Миновал август, начался сентябрь. К пятнадцатому числу я получила письмо от Сартра, сообщавшее о его переводе в Германию; как обычно, он говорил, что находится в добром здравии и вполне весел. Но я так надеялась на его возвращение, что не выдержала. Вот запись в тетради, где я пыталась снова вести дневник:
«На этот раз я несчастна. В прошлом году мир вокруг меня стал трагичен, и я жила в согласии с ним, но это не было несчастьем. Я хорошо помню, как в сентябре я ощущала себя частицей большого коллективного события, событие меня интересовало. Но вот уже неделя, как все изменилось. Мир утратил очертания. Несчастье поселилось во мне, подобно особой личной болезни; это всего лишь следствие бессонниц, кошмаров, головной боли… Я смутно представляю себе карту Германии с черной границей с проволочными заграждениями, и где-то есть слово Силезия, и еще услышанные фразы, вроде этой: “Они умирают от голода”».
Душа не лежала продолжать; разговор с бумагой с глазу на глаз стал мне невыносим.
Между тем я пользовалась последними погожими днями сентября. Вернувшаяся в Париж Бьянка предложила совершить совместное путешествие на велосипедах; я уже не ждала Сартра и согласилась. Мы сели на поезд до маленького городка в долине Бриер: мне было любопытно исследовать этот район; деревни с их безупречно белыми оштукатуренными домами под соломенными крышами казались почти искусственными; они стояли среди неприветливых болот, безутешность которых меня мало тронула. Я видела Геранд, такой мирный среди старинных укреплений; видела залитое нежным солнцем побережье Морбиана, сосны, песок, скалы, бухточки, осеннее небо, вересковые заросли и Рошфор-ан-Тер, его дома из серого гранита, украшенные красной геранью. Мы ели лангустов, блинчики, вкуснейшие пирожки. Немцев на дорогах мы не встречали, но на постоялых дворах нам много о них рассказывали. Они поглощали омлеты из пяти яиц и целые миски сметаны, тут никогда не видели людей, поедавших такое количество пищи. «Ну и любят же они полакомиться!» — говорил нам официант в кафе Ренна. И тем не менее за эти две недели я почти забыла о немцах: что-то из того, что прежде было отрадой жизни, пробудилось. Потом мы вернулись в Париж.

• **Набор данных**
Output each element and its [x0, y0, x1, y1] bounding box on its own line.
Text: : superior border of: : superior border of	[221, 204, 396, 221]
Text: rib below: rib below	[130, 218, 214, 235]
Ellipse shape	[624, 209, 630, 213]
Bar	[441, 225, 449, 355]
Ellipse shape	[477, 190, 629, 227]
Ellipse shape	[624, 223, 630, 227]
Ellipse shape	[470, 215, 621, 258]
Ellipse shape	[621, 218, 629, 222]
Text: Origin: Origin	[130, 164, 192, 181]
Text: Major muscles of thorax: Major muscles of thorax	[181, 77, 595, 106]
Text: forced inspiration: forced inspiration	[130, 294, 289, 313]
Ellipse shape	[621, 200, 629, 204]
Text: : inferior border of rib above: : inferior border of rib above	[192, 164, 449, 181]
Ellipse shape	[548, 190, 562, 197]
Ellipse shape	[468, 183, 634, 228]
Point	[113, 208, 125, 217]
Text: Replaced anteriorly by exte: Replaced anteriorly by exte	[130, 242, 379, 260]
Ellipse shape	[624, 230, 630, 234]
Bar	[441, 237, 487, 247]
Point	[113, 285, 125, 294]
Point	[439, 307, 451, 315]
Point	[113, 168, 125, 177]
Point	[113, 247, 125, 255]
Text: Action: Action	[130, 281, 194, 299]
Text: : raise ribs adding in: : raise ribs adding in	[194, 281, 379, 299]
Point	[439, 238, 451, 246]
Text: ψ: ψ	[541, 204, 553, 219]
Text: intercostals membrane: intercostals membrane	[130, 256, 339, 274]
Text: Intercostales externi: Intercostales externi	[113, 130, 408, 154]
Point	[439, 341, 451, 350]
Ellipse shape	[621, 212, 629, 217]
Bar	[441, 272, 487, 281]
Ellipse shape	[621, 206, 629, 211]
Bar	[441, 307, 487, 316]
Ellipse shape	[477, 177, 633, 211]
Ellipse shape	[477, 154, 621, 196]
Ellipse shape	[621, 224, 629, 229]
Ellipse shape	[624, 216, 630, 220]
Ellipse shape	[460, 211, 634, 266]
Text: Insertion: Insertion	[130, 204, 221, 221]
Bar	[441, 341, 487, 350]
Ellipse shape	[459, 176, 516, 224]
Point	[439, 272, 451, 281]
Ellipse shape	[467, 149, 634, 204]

• **Задание**
Переведите на английский язык это предложение из извлечённого текста: «Между тем я пользовалась последними погожими днями сентября».

• **Ответ**
Meanwhile, I was making the most of the last fine days of September.